START The input

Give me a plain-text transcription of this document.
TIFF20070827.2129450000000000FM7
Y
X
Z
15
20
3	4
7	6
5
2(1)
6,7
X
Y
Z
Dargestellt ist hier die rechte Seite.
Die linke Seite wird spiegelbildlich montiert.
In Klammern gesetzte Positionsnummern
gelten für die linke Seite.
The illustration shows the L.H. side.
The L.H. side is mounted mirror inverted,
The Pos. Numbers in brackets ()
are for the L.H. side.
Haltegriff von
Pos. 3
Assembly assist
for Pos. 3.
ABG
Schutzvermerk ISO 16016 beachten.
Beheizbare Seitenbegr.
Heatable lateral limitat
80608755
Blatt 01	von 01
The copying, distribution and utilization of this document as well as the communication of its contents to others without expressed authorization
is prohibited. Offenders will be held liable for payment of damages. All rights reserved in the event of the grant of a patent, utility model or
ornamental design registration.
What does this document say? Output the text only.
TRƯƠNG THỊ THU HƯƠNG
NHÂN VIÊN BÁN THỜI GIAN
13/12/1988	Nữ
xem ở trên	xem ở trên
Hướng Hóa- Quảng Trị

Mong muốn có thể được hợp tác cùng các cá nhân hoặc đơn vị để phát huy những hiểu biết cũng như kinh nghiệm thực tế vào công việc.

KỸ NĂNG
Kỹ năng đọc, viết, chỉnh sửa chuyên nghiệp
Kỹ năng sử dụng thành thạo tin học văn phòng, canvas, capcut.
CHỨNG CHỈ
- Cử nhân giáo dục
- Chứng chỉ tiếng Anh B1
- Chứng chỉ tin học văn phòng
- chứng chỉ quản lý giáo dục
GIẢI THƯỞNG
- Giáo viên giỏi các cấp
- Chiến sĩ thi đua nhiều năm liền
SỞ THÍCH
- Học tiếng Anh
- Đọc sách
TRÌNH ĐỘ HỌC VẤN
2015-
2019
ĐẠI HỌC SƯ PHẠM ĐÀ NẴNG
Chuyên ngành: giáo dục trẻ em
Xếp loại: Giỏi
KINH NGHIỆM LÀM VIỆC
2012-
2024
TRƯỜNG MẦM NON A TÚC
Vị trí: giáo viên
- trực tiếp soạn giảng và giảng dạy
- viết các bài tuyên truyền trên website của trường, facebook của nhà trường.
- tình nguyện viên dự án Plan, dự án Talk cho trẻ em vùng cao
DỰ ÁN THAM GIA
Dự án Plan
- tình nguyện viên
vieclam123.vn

END The input

#### What this task involves:
Copy every line from the records above that contains the word "document".

#### Output of the exercise:
Give me a plain-text transcription of this document.
The copying, distribution and utilization of this document as well as the communication of its contents to others without expressed authorization
What does this document say? Output the text only.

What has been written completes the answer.